• [Challenge] From the records below, extract all the text exactly and leave the images behind.

[Dataset items]

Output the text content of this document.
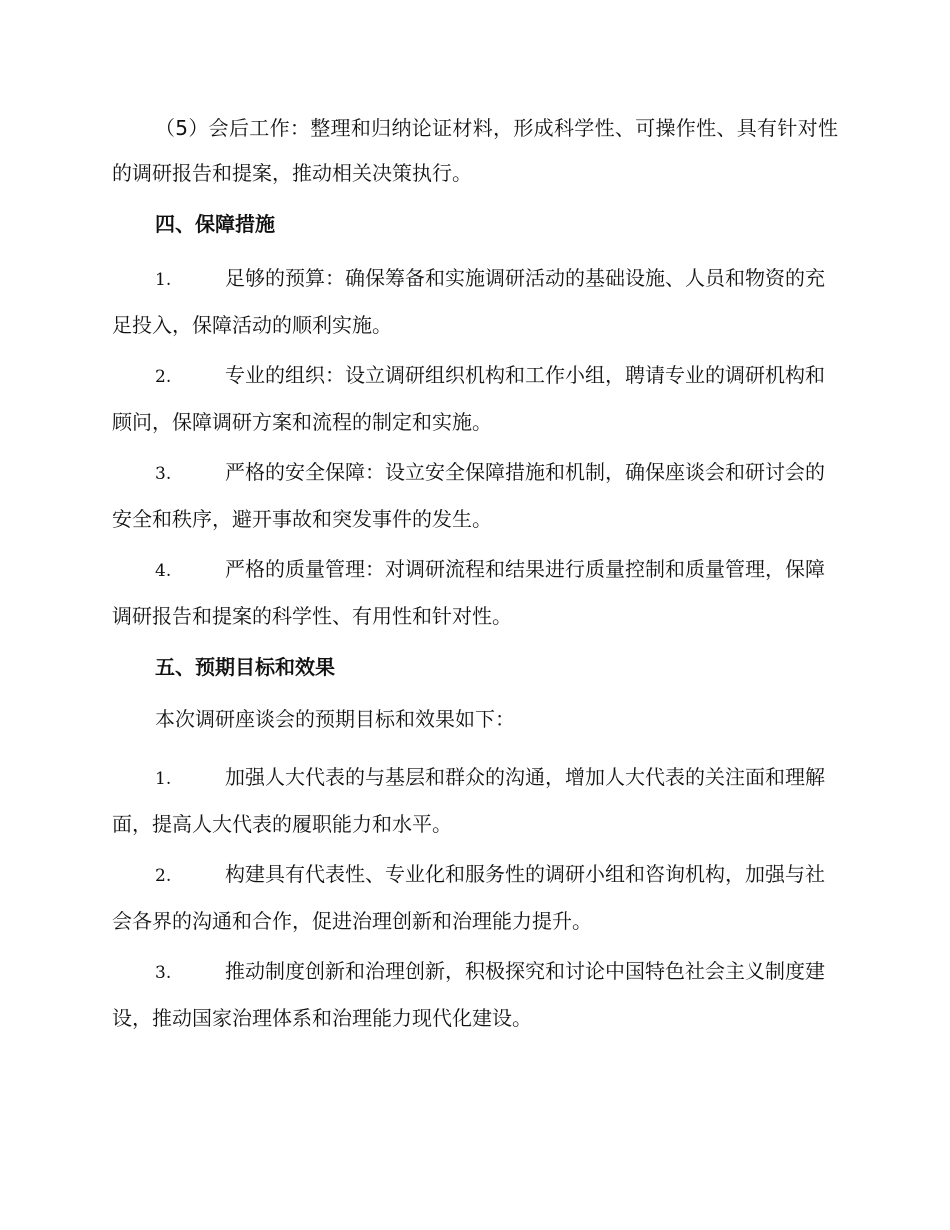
（5）会后工作：整理和归纳论证材料，形成科学性、可操作性、具有针对性的调研报告和提案，推动相关决策执行。

四、保障措施

1.	足够的预算：确保筹备和实施调研活动的基础设施、人员和物资的充足投入，保障活动的顺利实施。

2.	专业的组织：设立调研组织机构和工作小组，聘请专业的调研机构和顾问，保障调研方案和流程的制定和实施。

3.	严格的安全保障：设立安全保障措施和机制，确保座谈会和研讨会的安全和秩序，避开事故和突发事件的发生。

4.	严格的质量管理：对调研流程和结果进行质量控制和质量管理，保障调研报告和提案的科学性、有用性和针对性。

五、预期目标和效果

本次调研座谈会的预期目标和效果如下：

1.	加强人大代表的与基层和群众的沟通，增加人大代表的关注面和理解面，提高人大代表的履职能力和水平。

2.	构建具有代表性、专业化和服务性的调研小组和咨询机构，加强与社会各界的沟通和合作，促进治理创新和治理能力提升。

3.	推动制度创新和治理创新，积极探究和讨论中国特色社会主义制度建设，推动国家治理体系和治理能力现代化建设。
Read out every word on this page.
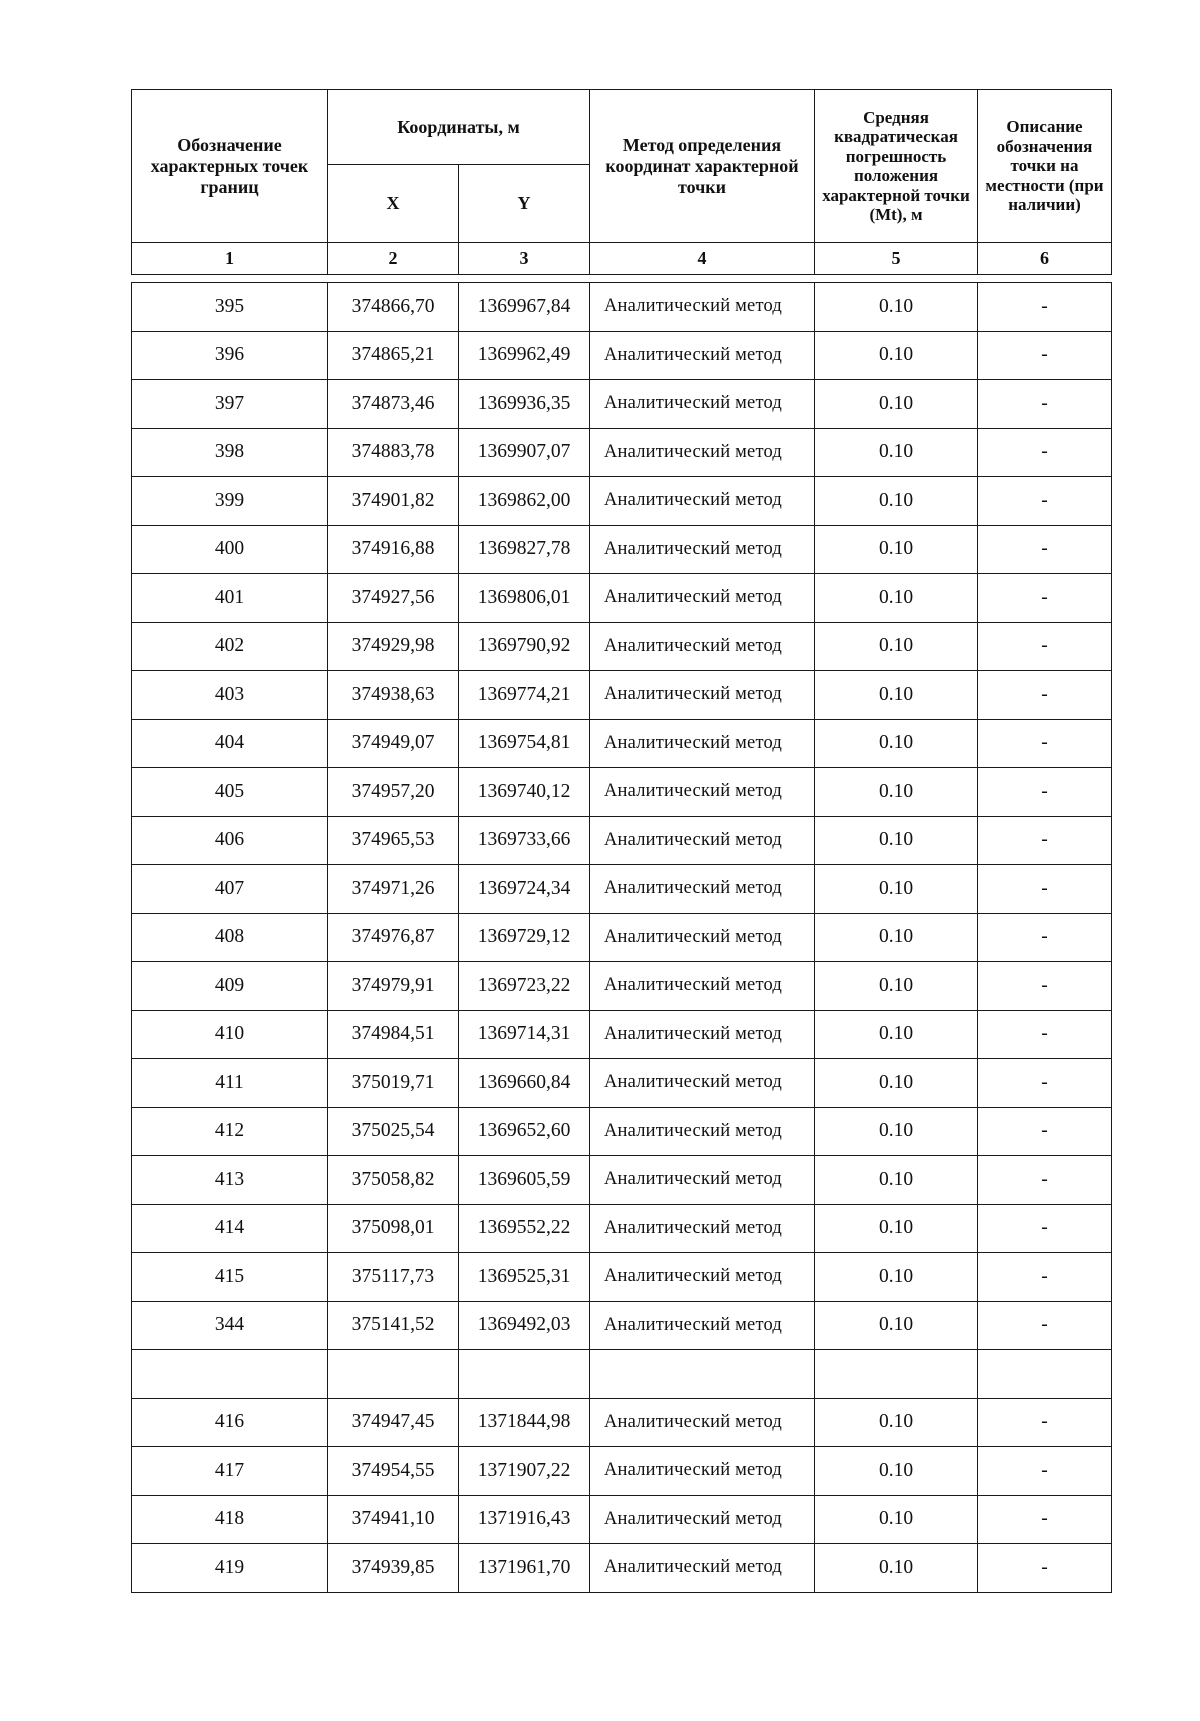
Обозначение характерных точек границ	Координаты, м		Метод определения координат характерной точки	Средняя квадратическая погрешность положения характерной точки (Mt), м	Описание обозначения точки на местности (при наличии)
	X	Y			
1	2	3	4	5	6
395	374866,70	1369967,84	Аналитический метод	0.10	-
396	374865,21	1369962,49	Аналитический метод	0.10	-
397	374873,46	1369936,35	Аналитический метод	0.10	-
398	374883,78	1369907,07	Аналитический метод	0.10	-
399	374901,82	1369862,00	Аналитический метод	0.10	-
400	374916,88	1369827,78	Аналитический метод	0.10	-
401	374927,56	1369806,01	Аналитический метод	0.10	-
402	374929,98	1369790,92	Аналитический метод	0.10	-
403	374938,63	1369774,21	Аналитический метод	0.10	-
404	374949,07	1369754,81	Аналитический метод	0.10	-
405	374957,20	1369740,12	Аналитический метод	0.10	-
406	374965,53	1369733,66	Аналитический метод	0.10	-
407	374971,26	1369724,34	Аналитический метод	0.10	-
408	374976,87	1369729,12	Аналитический метод	0.10	-
409	374979,91	1369723,22	Аналитический метод	0.10	-
410	374984,51	1369714,31	Аналитический метод	0.10	-
411	375019,71	1369660,84	Аналитический метод	0.10	-
412	375025,54	1369652,60	Аналитический метод	0.10	-
413	375058,82	1369605,59	Аналитический метод	0.10	-
414	375098,01	1369552,22	Аналитический метод	0.10	-
415	375117,73	1369525,31	Аналитический метод	0.10	-
344	375141,52	1369492,03	Аналитический метод	0.10	-

416	374947,45	1371844,98	Аналитический метод	0.10	-
417	374954,55	1371907,22	Аналитический метод	0.10	-
418	374941,10	1371916,43	Аналитический метод	0.10	-
419	374939,85	1371961,70	Аналитический метод	0.10	-
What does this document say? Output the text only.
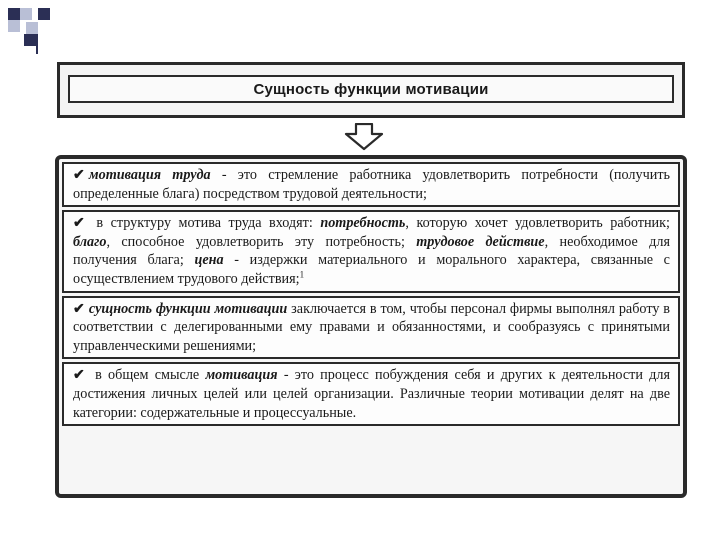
Сущность функции мотивации
✔ мотивация труда - это стремление работника удовлетворить потребности (получить определенные блага) посредством трудовой деятельности;
✔ в структуру мотива труда входят: потребность, которую хочет удовлетворить работник; благо, способное удовлетворить эту потребность; трудовое действие, необходимое для получения блага; цена - издержки материального и морального характера, связанные с осуществлением трудового действия;$^1$
✔ сущность функции мотивации заключается в том, чтобы персонал фирмы выполнял работу в соответствии с делегированными ему правами и обязанностями, и сообразуясь с принятыми управленческими решениями;
✔ в общем смысле мотивация - это процесс побуждения себя и других к деятельности для достижения личных целей или целей организации. Различные теории мотивации делят на две категории: содержательные и процессуальные.
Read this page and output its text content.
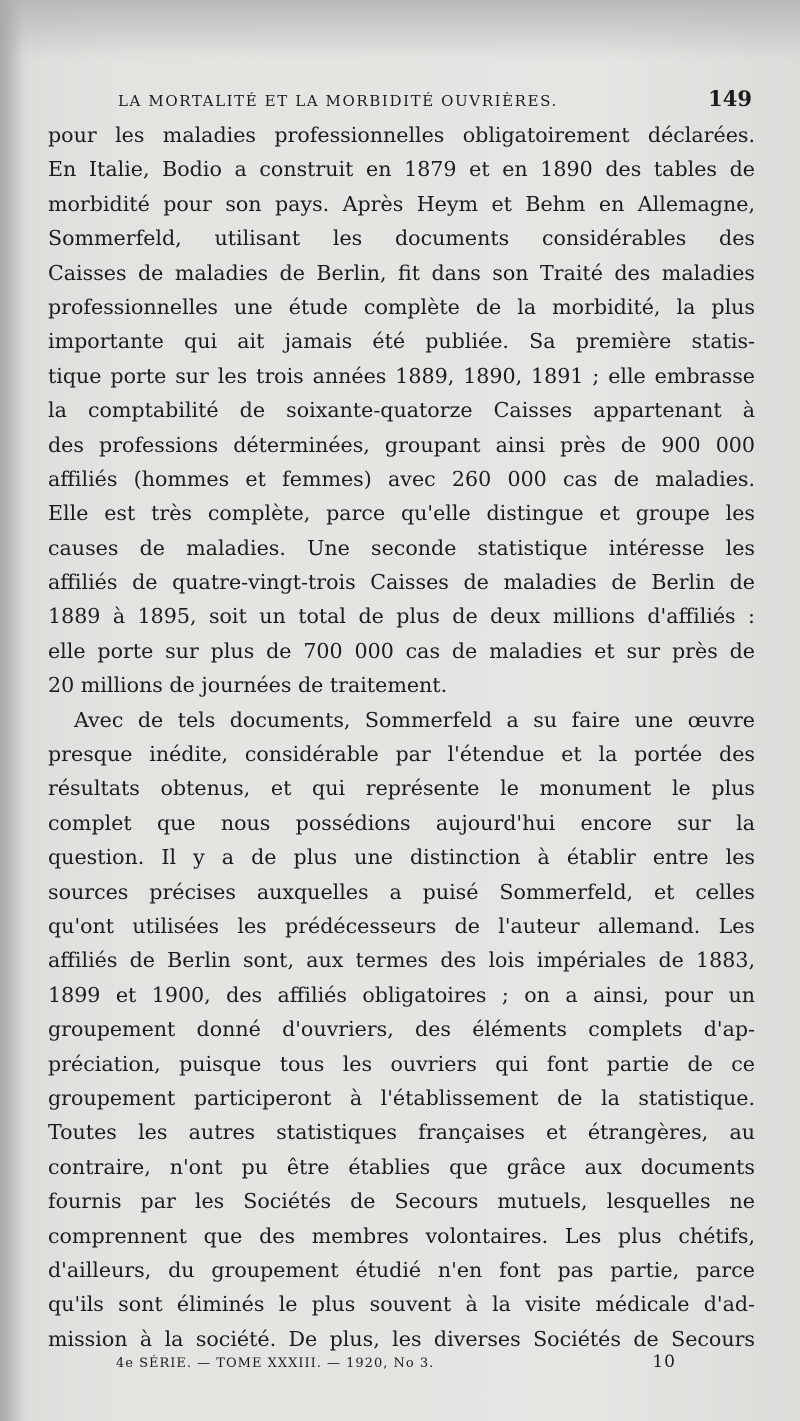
LA MORTALITÉ ET LA MORBIDITÉ OUVRIÈRES.	149
pour les maladies professionnelles obligatoirement déclarées.
En Italie, Bodio a construit en 1879 et en 1890 des tables de
morbidité pour son pays. Après Heym et Behm en Allemagne,
Sommerfeld, utilisant les documents considérables des
Caisses de maladies de Berlin, fit dans son Traité des maladies
professionnelles une étude complète de la morbidité, la plus
importante qui ait jamais été publiée. Sa première statis-
tique porte sur les trois années 1889, 1890, 1891 ; elle embrasse
la comptabilité de soixante-quatorze Caisses appartenant à
des professions déterminées, groupant ainsi près de 900 000
affiliés (hommes et femmes) avec 260 000 cas de maladies.
Elle est très complète, parce qu'elle distingue et groupe les
causes de maladies. Une seconde statistique intéresse les
affiliés de quatre-vingt-trois Caisses de maladies de Berlin de
1889 à 1895, soit un total de plus de deux millions d'affiliés :
elle porte sur plus de 700 000 cas de maladies et sur près de
20 millions de journées de traitement.
Avec de tels documents, Sommerfeld a su faire une œuvre
presque inédite, considérable par l'étendue et la portée des
résultats obtenus, et qui représente le monument le plus
complet que nous possédions aujourd'hui encore sur la
question. Il y a de plus une distinction à établir entre les
sources précises auxquelles a puisé Sommerfeld, et celles
qu'ont utilisées les prédécesseurs de l'auteur allemand. Les
affiliés de Berlin sont, aux termes des lois impériales de 1883,
1899 et 1900, des affiliés obligatoires ; on a ainsi, pour un
groupement donné d'ouvriers, des éléments complets d'ap-
préciation, puisque tous les ouvriers qui font partie de ce
groupement participeront à l'établissement de la statistique.
Toutes les autres statistiques françaises et étrangères, au
contraire, n'ont pu être établies que grâce aux documents
fournis par les Sociétés de Secours mutuels, lesquelles ne
comprennent que des membres volontaires. Les plus chétifs,
d'ailleurs, du groupement étudié n'en font pas partie, parce
qu'ils sont éliminés le plus souvent à la visite médicale d'ad-
mission à la société. De plus, les diverses Sociétés de Secours
4e SÉRIE. — TOME XXXIII. — 1920, No 3.	10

• [Task answer]
Output the text content of this document.
（5）会后工作：整理和归纳论证材料，形成科学性、可操作性、具有针对性的调研报告和提案，推动相关决策执行。

四、保障措施

1.	足够的预算：确保筹备和实施调研活动的基础设施、人员和物资的充足投入，保障活动的顺利实施。

2.	专业的组织：设立调研组织机构和工作小组，聘请专业的调研机构和顾问，保障调研方案和流程的制定和实施。

3.	严格的安全保障：设立安全保障措施和机制，确保座谈会和研讨会的安全和秩序，避开事故和突发事件的发生。

4.	严格的质量管理：对调研流程和结果进行质量控制和质量管理，保障调研报告和提案的科学性、有用性和针对性。

五、预期目标和效果

本次调研座谈会的预期目标和效果如下：

1.	加强人大代表的与基层和群众的沟通，增加人大代表的关注面和理解面，提高人大代表的履职能力和水平。

2.	构建具有代表性、专业化和服务性的调研小组和咨询机构，加强与社会各界的沟通和合作，促进治理创新和治理能力提升。

3.	推动制度创新和治理创新，积极探究和讨论中国特色社会主义制度建设，推动国家治理体系和治理能力现代化建设。
Read out every word on this page.
Обозначение характерных точек границ	Координаты, м		Метод определения координат характерной точки	Средняя квадратическая погрешность положения характерной точки (Mt), м	Описание обозначения точки на местности (при наличии)
	X	Y			
1	2	3	4	5	6
395	374866,70	1369967,84	Аналитический метод	0.10	-
396	374865,21	1369962,49	Аналитический метод	0.10	-
397	374873,46	1369936,35	Аналитический метод	0.10	-
398	374883,78	1369907,07	Аналитический метод	0.10	-
399	374901,82	1369862,00	Аналитический метод	0.10	-
400	374916,88	1369827,78	Аналитический метод	0.10	-
401	374927,56	1369806,01	Аналитический метод	0.10	-
402	374929,98	1369790,92	Аналитический метод	0.10	-
403	374938,63	1369774,21	Аналитический метод	0.10	-
404	374949,07	1369754,81	Аналитический метод	0.10	-
405	374957,20	1369740,12	Аналитический метод	0.10	-
406	374965,53	1369733,66	Аналитический метод	0.10	-
407	374971,26	1369724,34	Аналитический метод	0.10	-
408	374976,87	1369729,12	Аналитический метод	0.10	-
409	374979,91	1369723,22	Аналитический метод	0.10	-
410	374984,51	1369714,31	Аналитический метод	0.10	-
411	375019,71	1369660,84	Аналитический метод	0.10	-
412	375025,54	1369652,60	Аналитический метод	0.10	-
413	375058,82	1369605,59	Аналитический метод	0.10	-
414	375098,01	1369552,22	Аналитический метод	0.10	-
415	375117,73	1369525,31	Аналитический метод	0.10	-
344	375141,52	1369492,03	Аналитический метод	0.10	-

416	374947,45	1371844,98	Аналитический метод	0.10	-
417	374954,55	1371907,22	Аналитический метод	0.10	-
418	374941,10	1371916,43	Аналитический метод	0.10	-
419	374939,85	1371961,70	Аналитический метод	0.10	-
What does this document say? Output the text only.
Сущность функции мотивации
✔ мотивация труда - это стремление работника удовлетворить потребности (получить определенные блага) посредством трудовой деятельности;
✔ в структуру мотива труда входят: потребность, которую хочет удовлетворить работник; благо, способное удовлетворить эту потребность; трудовое действие, необходимое для получения блага; цена - издержки материального и морального характера, связанные с осуществлением трудового действия;$^1$
✔ сущность функции мотивации заключается в том, чтобы персонал фирмы выполнял работу в соответствии с делегированными ему правами и обязанностями, и сообразуясь с принятыми управленческими решениями;
✔ в общем смысле мотивация - это процесс побуждения себя и других к деятельности для достижения личных целей или целей организации. Различные теории мотивации делят на две категории: содержательные и процессуальные.
Read this page and output its text content.
LA MORTALITÉ ET LA MORBIDITÉ OUVRIÈRES.	149
pour les maladies professionnelles obligatoirement déclarées.
En Italie, Bodio a construit en 1879 et en 1890 des tables de
morbidité pour son pays. Après Heym et Behm en Allemagne,
Sommerfeld, utilisant les documents considérables des
Caisses de maladies de Berlin, fit dans son Traité des maladies
professionnelles une étude complète de la morbidité, la plus
importante qui ait jamais été publiée. Sa première statis-
tique porte sur les trois années 1889, 1890, 1891 ; elle embrasse
la comptabilité de soixante-quatorze Caisses appartenant à
des professions déterminées, groupant ainsi près de 900 000
affiliés (hommes et femmes) avec 260 000 cas de maladies.
Elle est très complète, parce qu'elle distingue et groupe les
causes de maladies. Une seconde statistique intéresse les
affiliés de quatre-vingt-trois Caisses de maladies de Berlin de
1889 à 1895, soit un total de plus de deux millions d'affiliés :
elle porte sur plus de 700 000 cas de maladies et sur près de
20 millions de journées de traitement.
Avec de tels documents, Sommerfeld a su faire une œuvre
presque inédite, considérable par l'étendue et la portée des
résultats obtenus, et qui représente le monument le plus
complet que nous possédions aujourd'hui encore sur la
question. Il y a de plus une distinction à établir entre les
sources précises auxquelles a puisé Sommerfeld, et celles
qu'ont utilisées les prédécesseurs de l'auteur allemand. Les
affiliés de Berlin sont, aux termes des lois impériales de 1883,
1899 et 1900, des affiliés obligatoires ; on a ainsi, pour un
groupement donné d'ouvriers, des éléments complets d'ap-
préciation, puisque tous les ouvriers qui font partie de ce
groupement participeront à l'établissement de la statistique.
Toutes les autres statistiques françaises et étrangères, au
contraire, n'ont pu être établies que grâce aux documents
fournis par les Sociétés de Secours mutuels, lesquelles ne
comprennent que des membres volontaires. Les plus chétifs,
d'ailleurs, du groupement étudié n'en font pas partie, parce
qu'ils sont éliminés le plus souvent à la visite médicale d'ad-
mission à la société. De plus, les diverses Sociétés de Secours
4e SÉRIE. — TOME XXXIII. — 1920, No 3.	10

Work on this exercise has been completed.